GIVEN PROBLEM —
Take from the listing each line that has the string "人际关系题".

----- INPUT MATERIAL

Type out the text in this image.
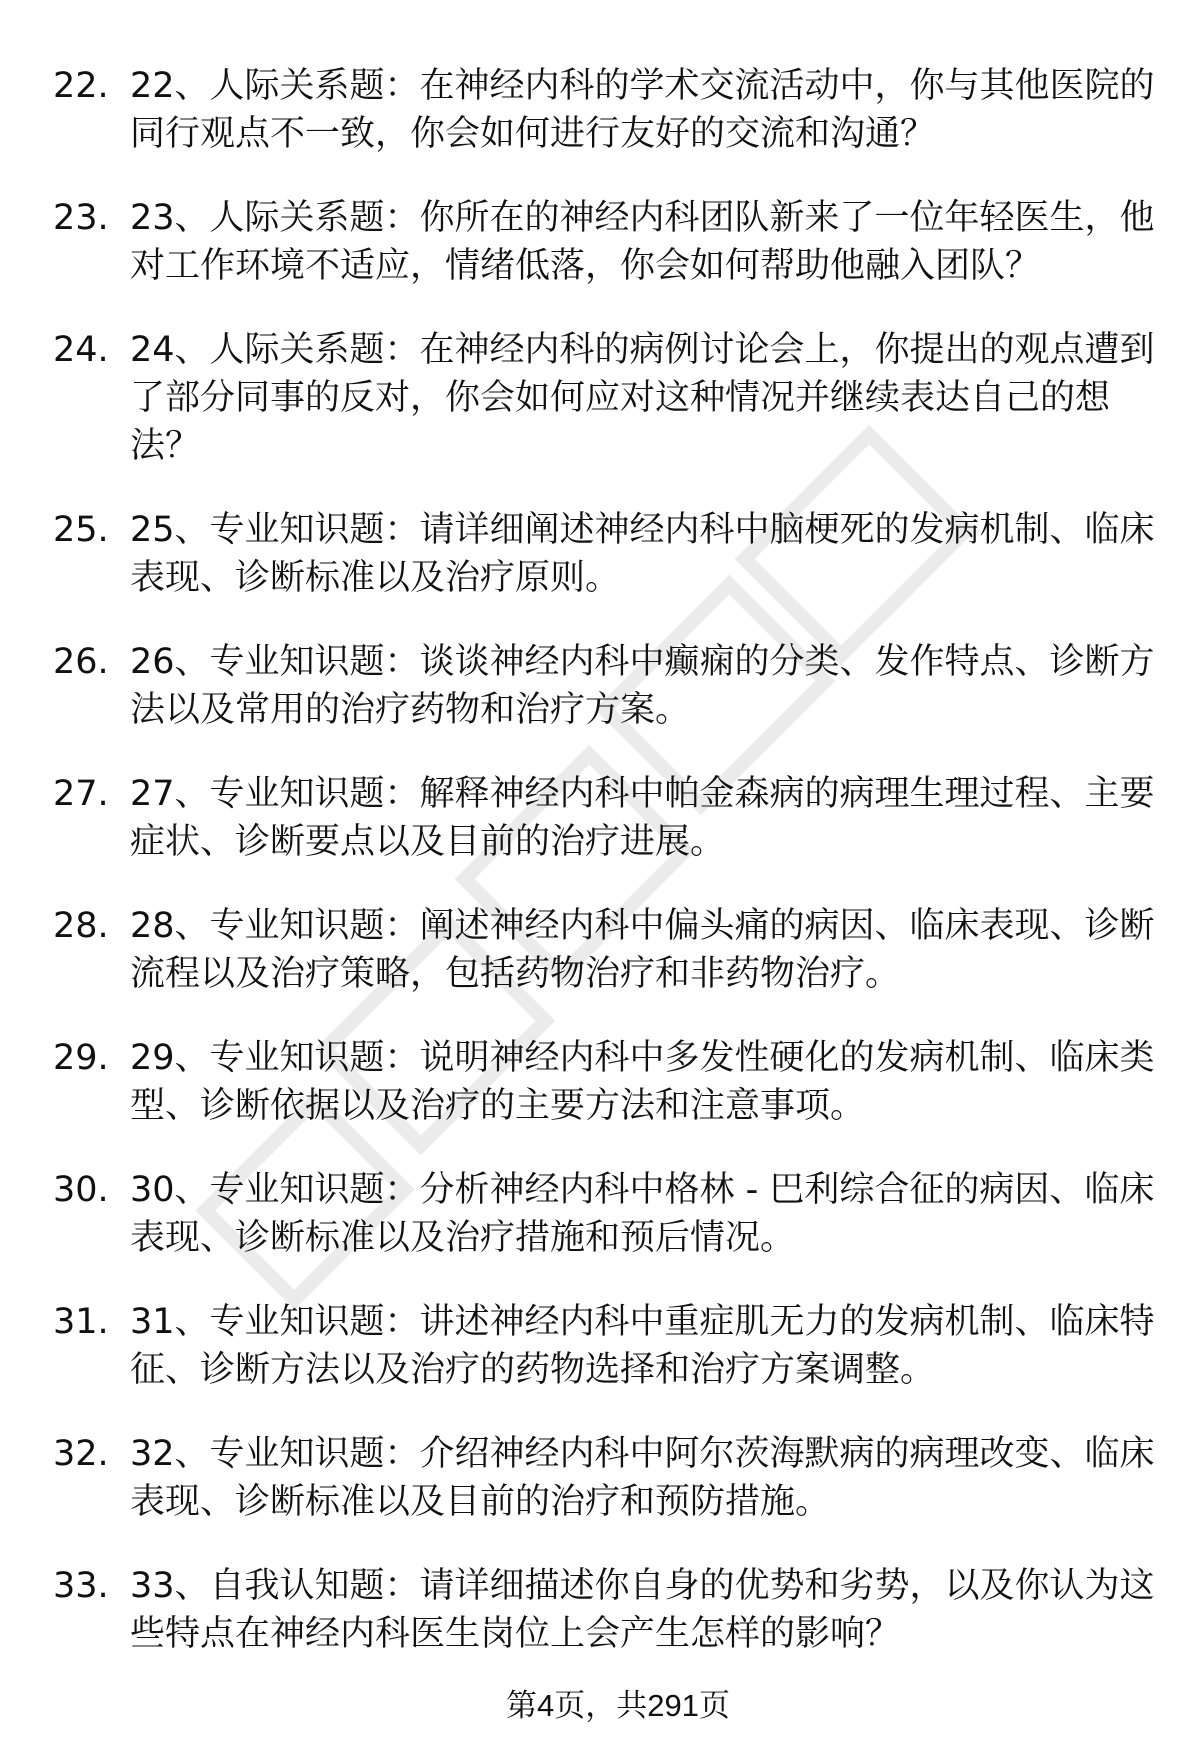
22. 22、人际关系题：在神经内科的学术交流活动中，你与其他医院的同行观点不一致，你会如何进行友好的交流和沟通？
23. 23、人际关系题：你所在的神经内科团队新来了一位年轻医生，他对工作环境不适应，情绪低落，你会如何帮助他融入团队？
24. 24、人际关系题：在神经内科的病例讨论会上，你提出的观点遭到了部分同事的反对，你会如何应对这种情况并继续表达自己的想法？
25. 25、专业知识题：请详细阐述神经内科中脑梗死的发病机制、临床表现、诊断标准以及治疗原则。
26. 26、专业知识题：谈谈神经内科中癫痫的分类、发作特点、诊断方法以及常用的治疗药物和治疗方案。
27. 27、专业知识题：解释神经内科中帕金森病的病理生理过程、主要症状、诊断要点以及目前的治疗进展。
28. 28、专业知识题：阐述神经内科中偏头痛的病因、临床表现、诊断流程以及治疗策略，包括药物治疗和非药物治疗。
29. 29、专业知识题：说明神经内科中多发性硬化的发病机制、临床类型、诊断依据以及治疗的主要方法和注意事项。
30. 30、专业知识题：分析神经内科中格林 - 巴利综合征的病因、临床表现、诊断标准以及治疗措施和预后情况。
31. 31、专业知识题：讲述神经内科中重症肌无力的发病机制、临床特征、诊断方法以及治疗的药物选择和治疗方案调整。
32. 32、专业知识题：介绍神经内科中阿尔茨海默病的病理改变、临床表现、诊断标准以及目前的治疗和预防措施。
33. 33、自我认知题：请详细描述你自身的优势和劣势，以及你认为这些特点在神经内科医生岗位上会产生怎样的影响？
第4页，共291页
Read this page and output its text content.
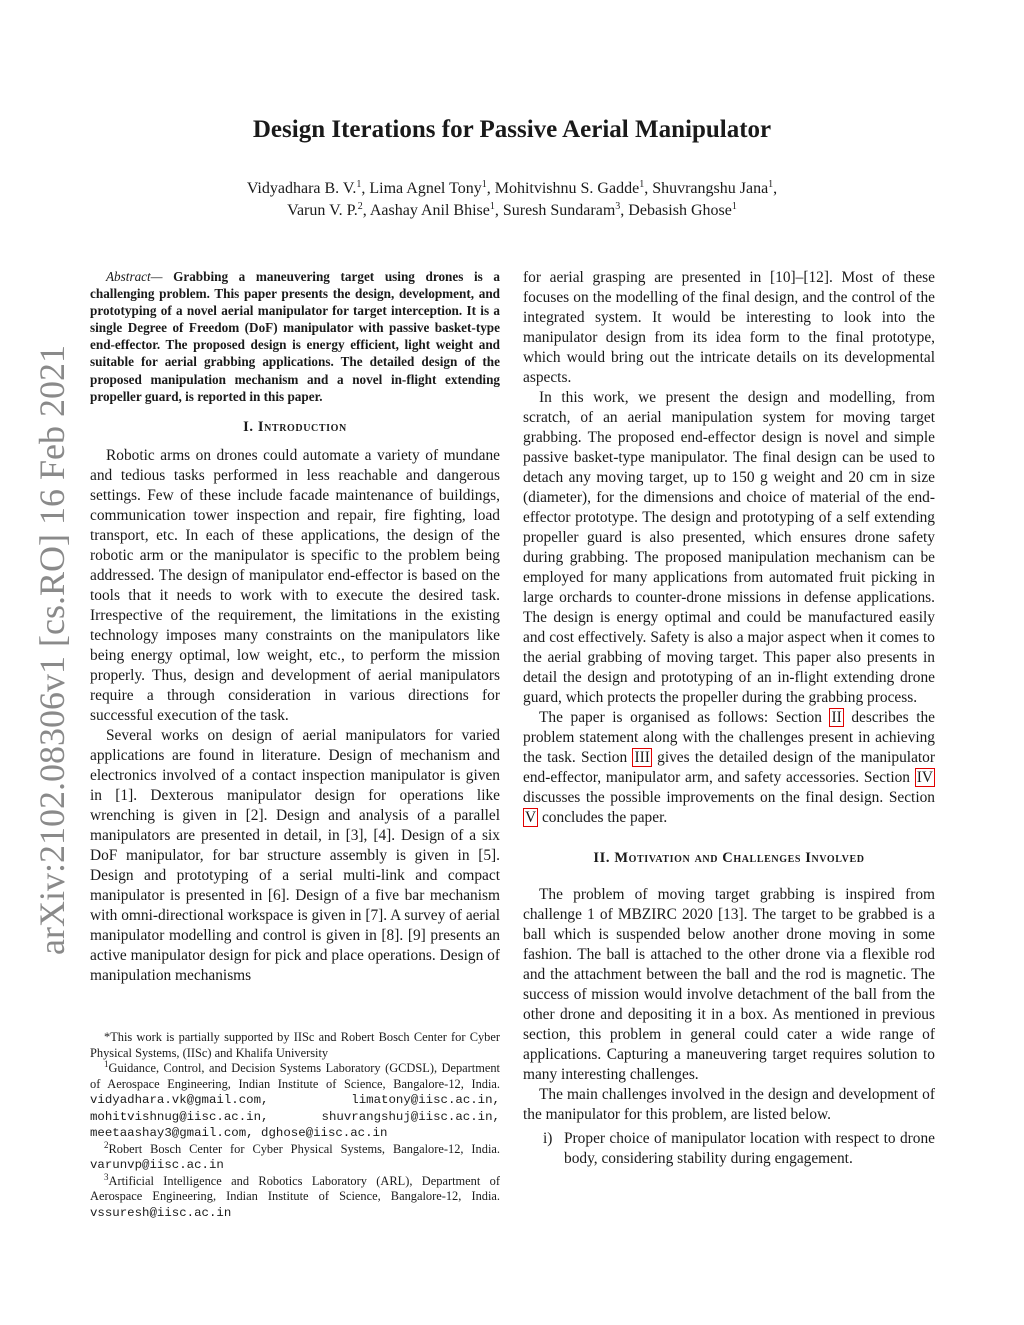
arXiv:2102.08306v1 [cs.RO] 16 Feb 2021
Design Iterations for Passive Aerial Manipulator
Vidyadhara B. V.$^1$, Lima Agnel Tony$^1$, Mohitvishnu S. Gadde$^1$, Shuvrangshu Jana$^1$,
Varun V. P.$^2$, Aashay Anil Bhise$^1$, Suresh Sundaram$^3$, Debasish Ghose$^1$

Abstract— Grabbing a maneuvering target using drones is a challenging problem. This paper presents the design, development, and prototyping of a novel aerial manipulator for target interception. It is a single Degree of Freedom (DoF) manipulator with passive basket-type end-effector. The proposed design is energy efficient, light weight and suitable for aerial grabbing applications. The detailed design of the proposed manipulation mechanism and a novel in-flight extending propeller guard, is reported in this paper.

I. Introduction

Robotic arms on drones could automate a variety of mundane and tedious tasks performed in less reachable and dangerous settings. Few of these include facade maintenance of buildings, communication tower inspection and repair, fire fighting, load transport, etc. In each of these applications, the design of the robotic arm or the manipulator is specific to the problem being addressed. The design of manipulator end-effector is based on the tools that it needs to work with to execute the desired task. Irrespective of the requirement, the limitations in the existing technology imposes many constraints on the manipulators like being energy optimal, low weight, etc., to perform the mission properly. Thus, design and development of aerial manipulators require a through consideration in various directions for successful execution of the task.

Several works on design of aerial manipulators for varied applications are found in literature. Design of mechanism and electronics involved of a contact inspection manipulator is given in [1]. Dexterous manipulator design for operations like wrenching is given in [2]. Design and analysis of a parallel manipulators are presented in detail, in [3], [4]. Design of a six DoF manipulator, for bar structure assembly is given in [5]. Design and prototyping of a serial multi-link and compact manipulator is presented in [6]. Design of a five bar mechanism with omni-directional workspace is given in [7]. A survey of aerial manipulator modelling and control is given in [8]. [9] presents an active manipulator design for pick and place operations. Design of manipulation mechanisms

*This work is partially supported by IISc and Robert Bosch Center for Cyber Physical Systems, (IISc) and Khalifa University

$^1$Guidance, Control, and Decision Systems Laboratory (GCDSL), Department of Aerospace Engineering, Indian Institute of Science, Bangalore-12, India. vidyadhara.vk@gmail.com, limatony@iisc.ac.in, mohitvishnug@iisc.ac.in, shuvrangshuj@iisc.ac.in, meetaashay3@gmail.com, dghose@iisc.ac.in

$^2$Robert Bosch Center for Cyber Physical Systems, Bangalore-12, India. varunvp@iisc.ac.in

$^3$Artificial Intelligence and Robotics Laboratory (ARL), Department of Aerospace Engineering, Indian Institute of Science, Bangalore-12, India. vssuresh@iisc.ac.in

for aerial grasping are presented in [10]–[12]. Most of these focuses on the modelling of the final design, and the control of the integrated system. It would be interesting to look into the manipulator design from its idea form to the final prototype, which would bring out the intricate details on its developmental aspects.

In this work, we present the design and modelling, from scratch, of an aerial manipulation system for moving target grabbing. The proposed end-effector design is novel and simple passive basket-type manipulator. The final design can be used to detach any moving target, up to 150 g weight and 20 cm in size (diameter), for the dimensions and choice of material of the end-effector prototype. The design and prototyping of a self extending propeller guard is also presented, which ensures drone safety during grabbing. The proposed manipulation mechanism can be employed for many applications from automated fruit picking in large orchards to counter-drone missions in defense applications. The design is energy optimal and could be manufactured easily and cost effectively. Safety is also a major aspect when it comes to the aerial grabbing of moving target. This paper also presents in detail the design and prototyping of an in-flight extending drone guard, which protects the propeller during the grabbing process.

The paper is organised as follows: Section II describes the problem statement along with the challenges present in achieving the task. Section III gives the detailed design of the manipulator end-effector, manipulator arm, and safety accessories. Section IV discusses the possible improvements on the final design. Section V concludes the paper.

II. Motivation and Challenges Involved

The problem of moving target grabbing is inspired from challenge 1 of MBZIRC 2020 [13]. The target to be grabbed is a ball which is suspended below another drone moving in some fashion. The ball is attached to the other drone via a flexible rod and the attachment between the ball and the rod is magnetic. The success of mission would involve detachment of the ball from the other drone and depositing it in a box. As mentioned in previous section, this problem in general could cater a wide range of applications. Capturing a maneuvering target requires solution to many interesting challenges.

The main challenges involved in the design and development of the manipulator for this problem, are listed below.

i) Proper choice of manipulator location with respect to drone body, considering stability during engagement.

----------

FINAL RESULT —
22. 22、人际关系题：在神经内科的学术交流活动中，你与其他医院的同行观点不一致，你会如何进行友好的交流和沟通？
23. 23、人际关系题：你所在的神经内科团队新来了一位年轻医生，他对工作环境不适应，情绪低落，你会如何帮助他融入团队？
24. 24、人际关系题：在神经内科的病例讨论会上，你提出的观点遭到了部分同事的反对，你会如何应对这种情况并继续表达自己的想法？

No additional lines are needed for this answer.